_Given instruction_
Find the lines with the string "this" and return them.

_Data section_
------------
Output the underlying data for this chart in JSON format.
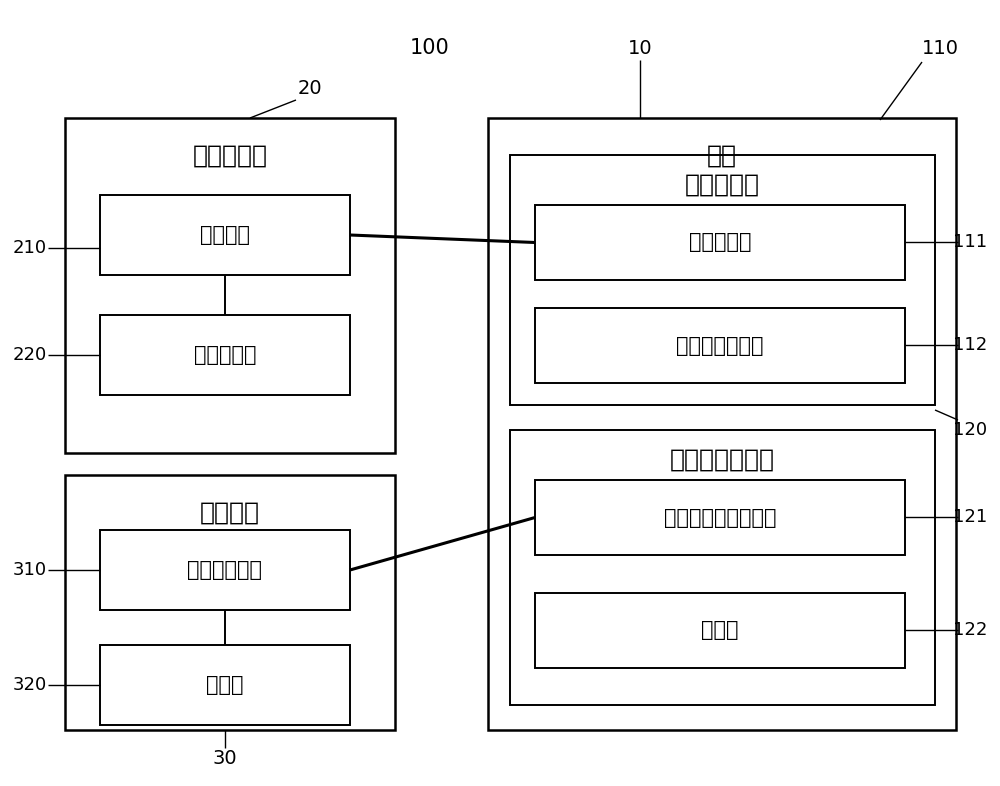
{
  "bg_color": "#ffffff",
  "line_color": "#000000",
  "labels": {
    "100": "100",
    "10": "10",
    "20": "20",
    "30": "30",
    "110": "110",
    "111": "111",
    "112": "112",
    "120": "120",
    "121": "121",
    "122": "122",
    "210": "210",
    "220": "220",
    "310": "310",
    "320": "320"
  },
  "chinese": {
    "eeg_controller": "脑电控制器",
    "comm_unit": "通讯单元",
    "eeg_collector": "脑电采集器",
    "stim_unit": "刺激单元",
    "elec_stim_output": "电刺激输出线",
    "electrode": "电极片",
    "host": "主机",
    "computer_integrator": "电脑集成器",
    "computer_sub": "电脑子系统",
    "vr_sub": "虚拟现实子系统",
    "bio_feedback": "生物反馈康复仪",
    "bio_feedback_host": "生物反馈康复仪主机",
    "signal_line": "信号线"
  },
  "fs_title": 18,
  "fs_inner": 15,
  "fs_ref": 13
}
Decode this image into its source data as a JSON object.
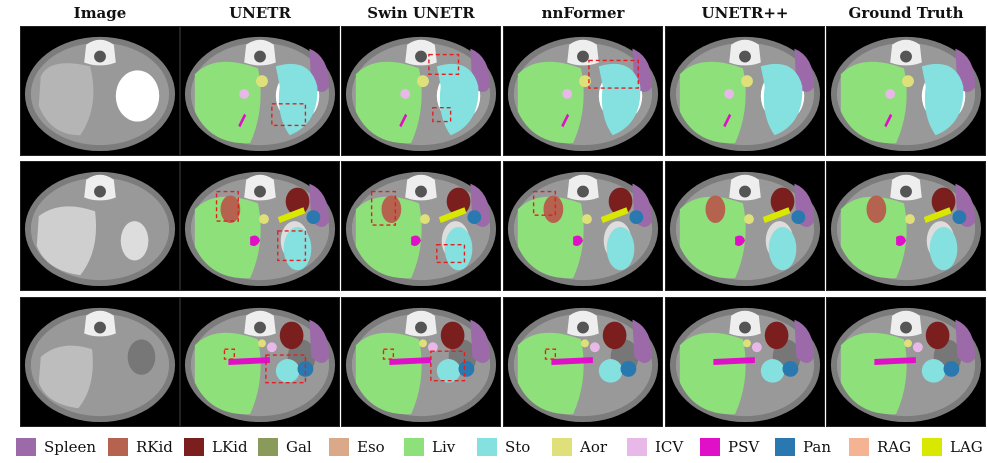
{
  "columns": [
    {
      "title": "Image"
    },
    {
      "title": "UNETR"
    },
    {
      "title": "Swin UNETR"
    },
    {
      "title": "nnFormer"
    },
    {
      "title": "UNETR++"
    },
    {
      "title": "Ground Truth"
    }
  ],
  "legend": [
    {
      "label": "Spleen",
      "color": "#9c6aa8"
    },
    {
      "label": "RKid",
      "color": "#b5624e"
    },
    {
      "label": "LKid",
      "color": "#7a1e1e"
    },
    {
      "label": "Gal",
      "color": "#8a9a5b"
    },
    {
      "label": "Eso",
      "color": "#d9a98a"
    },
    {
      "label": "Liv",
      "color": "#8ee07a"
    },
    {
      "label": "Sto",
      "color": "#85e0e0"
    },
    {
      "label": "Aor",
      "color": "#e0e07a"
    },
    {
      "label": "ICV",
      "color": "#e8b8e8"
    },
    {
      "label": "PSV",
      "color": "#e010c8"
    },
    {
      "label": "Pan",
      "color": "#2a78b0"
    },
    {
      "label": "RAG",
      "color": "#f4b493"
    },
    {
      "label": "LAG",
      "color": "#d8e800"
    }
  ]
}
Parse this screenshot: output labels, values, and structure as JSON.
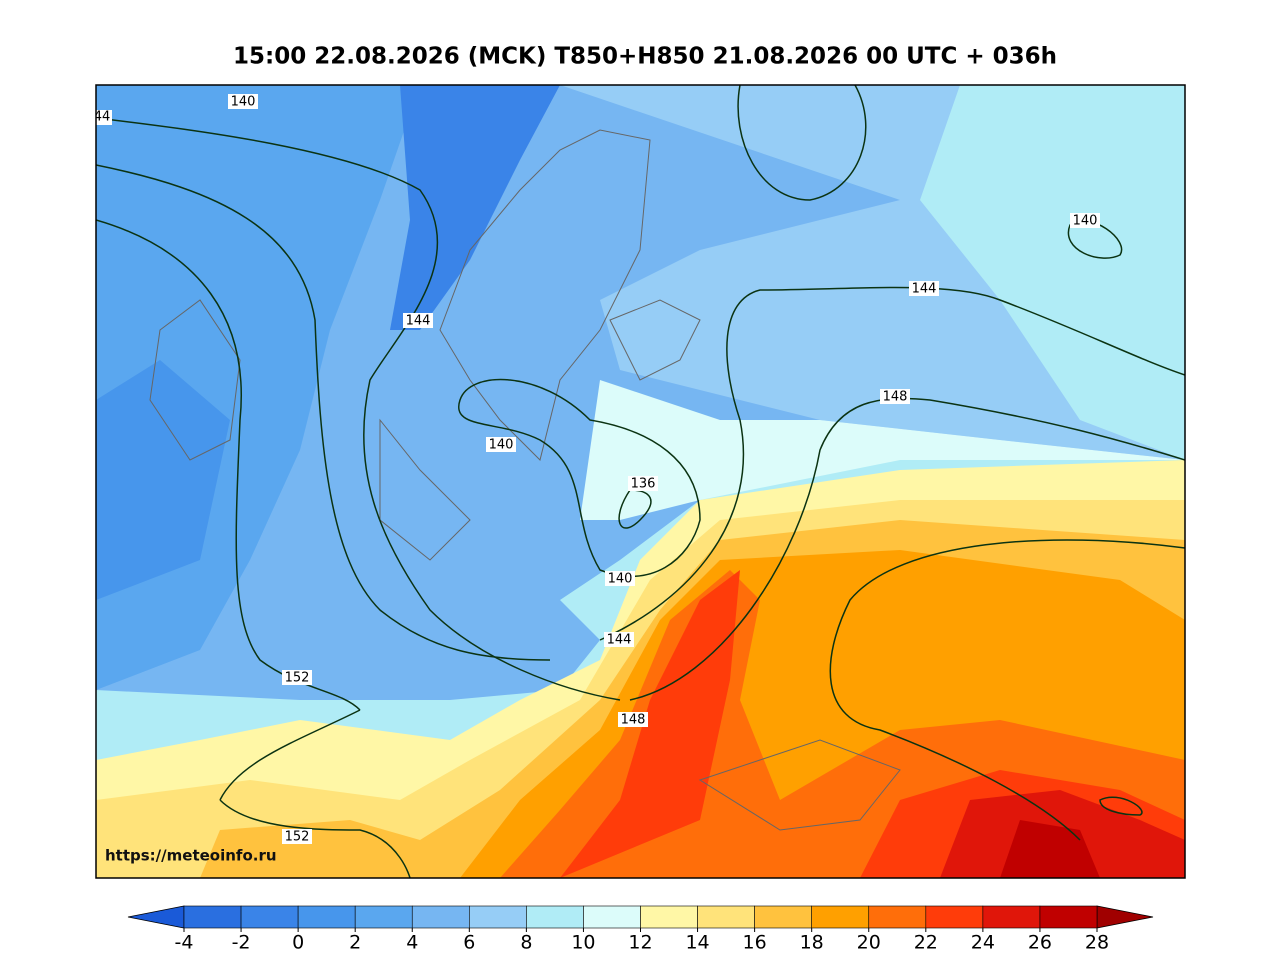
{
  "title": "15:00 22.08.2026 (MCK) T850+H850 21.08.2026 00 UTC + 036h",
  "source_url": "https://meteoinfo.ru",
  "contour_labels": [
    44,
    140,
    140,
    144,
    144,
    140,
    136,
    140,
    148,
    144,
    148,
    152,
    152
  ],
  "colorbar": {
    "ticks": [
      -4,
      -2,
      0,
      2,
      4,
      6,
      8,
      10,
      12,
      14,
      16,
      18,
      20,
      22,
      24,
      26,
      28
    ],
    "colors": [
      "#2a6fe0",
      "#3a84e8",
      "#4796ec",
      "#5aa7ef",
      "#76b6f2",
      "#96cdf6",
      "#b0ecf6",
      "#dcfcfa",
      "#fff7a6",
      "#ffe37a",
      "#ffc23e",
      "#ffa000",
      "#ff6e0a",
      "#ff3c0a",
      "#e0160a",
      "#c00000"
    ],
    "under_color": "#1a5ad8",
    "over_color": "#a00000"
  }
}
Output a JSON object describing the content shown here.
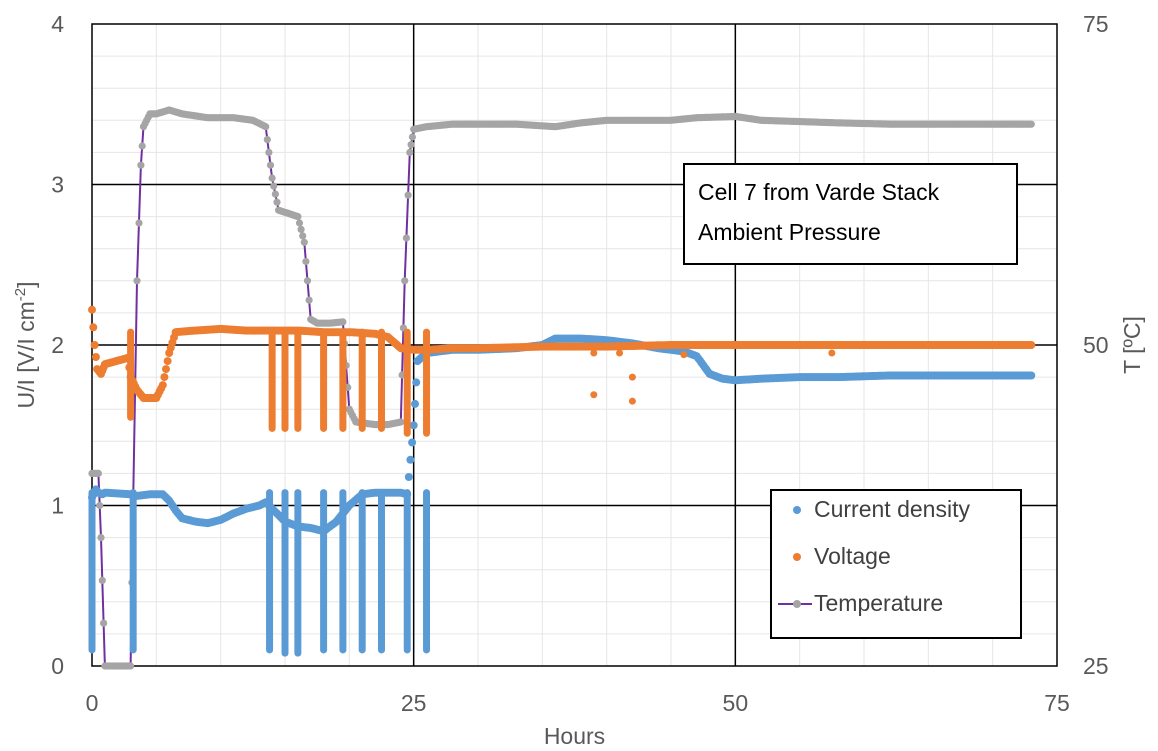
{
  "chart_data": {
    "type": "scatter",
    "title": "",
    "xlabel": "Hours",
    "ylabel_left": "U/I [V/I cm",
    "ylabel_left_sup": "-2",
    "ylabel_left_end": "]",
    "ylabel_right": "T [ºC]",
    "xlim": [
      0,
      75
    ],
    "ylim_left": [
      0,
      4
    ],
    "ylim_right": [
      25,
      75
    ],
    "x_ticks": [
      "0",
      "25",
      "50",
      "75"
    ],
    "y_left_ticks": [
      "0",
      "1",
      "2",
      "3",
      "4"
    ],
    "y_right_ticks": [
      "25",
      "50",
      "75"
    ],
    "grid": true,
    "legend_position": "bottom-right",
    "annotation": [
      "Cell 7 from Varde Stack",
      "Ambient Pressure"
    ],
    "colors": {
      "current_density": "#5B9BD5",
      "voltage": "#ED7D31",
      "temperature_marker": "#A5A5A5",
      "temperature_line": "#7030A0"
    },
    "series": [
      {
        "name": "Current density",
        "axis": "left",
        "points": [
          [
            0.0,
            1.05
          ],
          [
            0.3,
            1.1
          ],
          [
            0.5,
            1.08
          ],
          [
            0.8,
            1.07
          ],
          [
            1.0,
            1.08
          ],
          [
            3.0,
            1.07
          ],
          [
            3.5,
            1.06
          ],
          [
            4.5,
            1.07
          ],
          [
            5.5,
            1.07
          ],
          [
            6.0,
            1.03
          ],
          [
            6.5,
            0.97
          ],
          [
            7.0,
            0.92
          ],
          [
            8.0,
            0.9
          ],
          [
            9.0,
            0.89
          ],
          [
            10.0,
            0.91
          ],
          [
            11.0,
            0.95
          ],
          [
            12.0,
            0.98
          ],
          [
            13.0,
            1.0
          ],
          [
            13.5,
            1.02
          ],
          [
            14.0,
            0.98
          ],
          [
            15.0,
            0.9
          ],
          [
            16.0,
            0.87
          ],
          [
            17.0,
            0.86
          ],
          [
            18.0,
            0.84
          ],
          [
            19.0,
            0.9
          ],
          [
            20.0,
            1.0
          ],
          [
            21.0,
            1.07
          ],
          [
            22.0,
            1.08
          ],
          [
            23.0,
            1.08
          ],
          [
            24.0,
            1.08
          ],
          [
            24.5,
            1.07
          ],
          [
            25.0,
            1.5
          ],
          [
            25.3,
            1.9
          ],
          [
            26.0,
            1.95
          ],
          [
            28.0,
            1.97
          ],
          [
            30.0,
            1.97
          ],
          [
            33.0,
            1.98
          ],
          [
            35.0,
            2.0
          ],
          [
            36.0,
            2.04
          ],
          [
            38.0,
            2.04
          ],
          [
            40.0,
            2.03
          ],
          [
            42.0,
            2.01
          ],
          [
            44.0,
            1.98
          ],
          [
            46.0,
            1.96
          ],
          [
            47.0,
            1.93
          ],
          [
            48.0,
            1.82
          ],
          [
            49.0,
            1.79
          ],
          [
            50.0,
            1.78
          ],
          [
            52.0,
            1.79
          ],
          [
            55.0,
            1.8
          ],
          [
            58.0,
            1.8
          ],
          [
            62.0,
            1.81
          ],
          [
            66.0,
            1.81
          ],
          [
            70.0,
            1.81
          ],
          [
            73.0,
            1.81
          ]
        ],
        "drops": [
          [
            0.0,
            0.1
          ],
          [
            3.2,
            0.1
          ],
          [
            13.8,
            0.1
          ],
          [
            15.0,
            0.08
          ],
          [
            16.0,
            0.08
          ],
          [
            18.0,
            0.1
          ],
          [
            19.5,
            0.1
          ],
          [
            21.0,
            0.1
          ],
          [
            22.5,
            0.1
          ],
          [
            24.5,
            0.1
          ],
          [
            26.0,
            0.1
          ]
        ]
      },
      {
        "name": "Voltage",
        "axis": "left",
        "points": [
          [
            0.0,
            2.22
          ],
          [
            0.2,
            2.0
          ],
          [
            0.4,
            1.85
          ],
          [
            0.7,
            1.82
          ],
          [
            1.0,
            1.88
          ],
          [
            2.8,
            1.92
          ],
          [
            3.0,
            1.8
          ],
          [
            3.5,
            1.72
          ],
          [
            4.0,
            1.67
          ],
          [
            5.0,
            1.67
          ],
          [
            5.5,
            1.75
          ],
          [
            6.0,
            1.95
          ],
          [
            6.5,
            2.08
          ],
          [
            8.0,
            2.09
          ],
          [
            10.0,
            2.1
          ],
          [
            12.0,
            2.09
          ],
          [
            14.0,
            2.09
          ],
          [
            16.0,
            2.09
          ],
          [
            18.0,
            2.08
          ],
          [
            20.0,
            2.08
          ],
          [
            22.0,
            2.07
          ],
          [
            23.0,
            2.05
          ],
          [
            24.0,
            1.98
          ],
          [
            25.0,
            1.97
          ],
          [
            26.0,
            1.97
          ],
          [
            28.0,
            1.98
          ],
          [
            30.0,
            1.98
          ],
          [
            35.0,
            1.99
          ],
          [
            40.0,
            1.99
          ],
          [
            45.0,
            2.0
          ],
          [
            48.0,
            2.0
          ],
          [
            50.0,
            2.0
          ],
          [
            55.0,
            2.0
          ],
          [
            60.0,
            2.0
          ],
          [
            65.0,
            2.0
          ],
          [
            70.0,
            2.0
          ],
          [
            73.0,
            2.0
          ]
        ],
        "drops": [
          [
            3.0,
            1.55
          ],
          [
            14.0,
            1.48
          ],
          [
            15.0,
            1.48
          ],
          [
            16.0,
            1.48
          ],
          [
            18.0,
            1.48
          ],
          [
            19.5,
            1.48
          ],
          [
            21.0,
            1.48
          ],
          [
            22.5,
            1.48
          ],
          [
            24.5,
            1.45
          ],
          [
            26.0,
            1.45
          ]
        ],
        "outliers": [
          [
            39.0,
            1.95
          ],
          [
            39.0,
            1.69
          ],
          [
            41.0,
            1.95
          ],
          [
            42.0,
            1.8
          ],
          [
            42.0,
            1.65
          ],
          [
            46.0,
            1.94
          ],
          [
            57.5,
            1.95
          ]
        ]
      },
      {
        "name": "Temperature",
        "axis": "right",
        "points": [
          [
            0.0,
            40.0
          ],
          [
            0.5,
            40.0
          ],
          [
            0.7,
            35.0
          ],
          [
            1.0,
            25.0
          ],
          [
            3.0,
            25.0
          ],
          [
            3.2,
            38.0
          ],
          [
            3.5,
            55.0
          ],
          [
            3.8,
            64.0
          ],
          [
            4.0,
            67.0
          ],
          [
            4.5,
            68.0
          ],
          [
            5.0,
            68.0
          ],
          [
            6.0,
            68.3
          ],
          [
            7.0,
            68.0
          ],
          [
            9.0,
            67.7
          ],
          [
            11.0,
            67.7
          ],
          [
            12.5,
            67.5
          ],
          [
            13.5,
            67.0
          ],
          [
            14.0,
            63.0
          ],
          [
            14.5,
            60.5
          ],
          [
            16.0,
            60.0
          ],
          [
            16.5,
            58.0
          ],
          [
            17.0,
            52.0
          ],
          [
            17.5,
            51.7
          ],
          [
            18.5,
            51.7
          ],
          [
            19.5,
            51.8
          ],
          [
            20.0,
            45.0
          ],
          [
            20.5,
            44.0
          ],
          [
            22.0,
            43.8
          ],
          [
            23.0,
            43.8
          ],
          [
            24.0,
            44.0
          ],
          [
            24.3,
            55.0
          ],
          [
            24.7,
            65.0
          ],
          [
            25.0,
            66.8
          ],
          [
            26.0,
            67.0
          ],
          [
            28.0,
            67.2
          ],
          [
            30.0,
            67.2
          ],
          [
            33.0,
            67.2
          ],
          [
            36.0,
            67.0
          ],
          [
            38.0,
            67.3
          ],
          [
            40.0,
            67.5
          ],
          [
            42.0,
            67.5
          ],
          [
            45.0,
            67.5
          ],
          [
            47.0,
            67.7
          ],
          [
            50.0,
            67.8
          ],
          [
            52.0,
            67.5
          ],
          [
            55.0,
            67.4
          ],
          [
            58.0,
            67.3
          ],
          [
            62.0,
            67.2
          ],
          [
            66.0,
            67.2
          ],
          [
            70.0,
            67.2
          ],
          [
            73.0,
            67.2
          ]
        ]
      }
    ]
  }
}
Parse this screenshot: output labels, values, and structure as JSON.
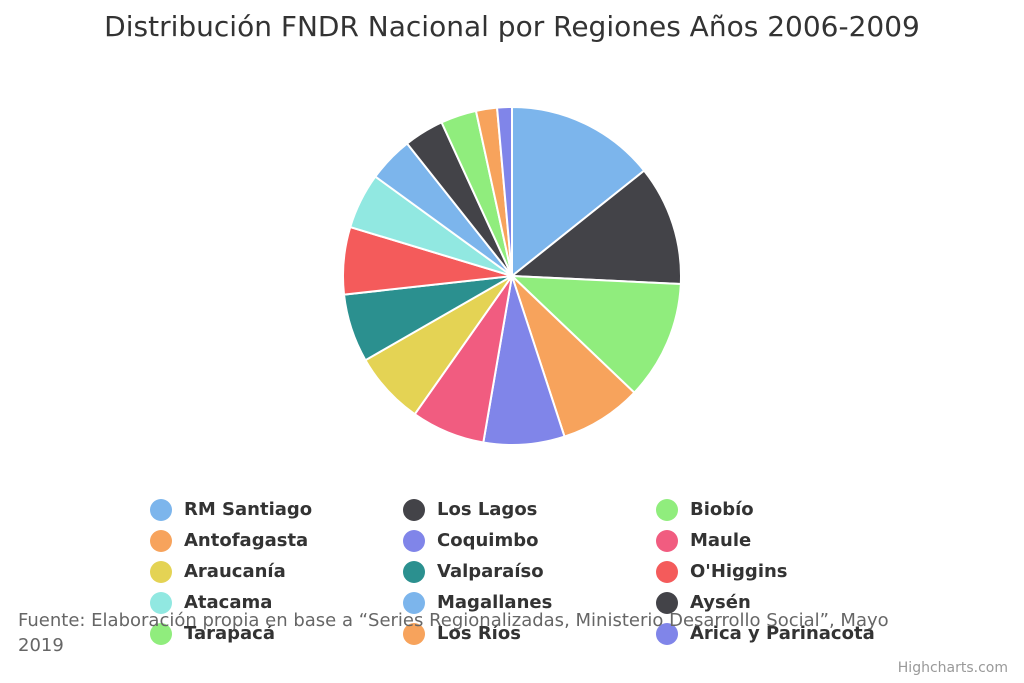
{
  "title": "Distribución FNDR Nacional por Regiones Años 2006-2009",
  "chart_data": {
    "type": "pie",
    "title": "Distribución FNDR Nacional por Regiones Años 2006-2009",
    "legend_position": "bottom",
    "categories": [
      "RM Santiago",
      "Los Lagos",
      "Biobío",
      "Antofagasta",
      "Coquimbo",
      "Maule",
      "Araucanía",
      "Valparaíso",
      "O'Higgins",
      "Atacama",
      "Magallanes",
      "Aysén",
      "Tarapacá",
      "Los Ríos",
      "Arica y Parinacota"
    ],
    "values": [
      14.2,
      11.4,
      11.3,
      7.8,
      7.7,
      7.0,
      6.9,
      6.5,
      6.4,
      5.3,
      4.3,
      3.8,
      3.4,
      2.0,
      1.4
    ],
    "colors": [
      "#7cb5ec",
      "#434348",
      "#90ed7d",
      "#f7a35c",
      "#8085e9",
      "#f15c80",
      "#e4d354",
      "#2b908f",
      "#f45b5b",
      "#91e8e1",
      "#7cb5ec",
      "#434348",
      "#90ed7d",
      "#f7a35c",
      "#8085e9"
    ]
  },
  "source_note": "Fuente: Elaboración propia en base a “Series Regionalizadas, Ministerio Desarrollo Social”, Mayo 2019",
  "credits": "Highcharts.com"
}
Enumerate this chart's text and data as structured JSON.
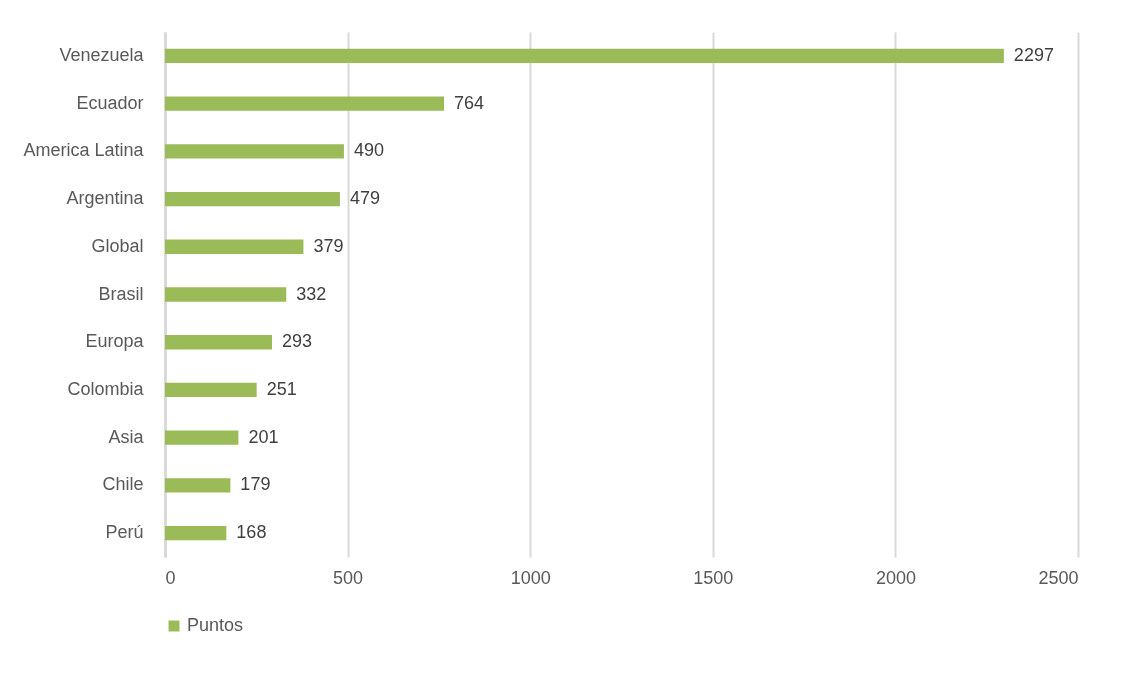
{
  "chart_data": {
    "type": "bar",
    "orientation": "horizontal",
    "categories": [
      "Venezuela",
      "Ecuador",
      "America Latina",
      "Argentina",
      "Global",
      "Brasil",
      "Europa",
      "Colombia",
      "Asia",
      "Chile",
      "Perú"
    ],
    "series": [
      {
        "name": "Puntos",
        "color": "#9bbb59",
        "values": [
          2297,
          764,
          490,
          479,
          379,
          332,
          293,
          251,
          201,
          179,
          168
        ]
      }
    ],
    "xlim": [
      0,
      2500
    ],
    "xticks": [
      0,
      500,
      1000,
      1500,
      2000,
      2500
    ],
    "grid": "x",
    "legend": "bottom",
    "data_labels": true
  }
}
------------
_Exercise answer_
Output the underlying data for this chart in JSON format.
Decode this image into its source data as a JSON object.
Parse this screenshot: output labels, values, and structure as JSON.
Parse this screenshot: output labels, values, and structure as JSON.
Enumerate this chart's text and data as structured JSON.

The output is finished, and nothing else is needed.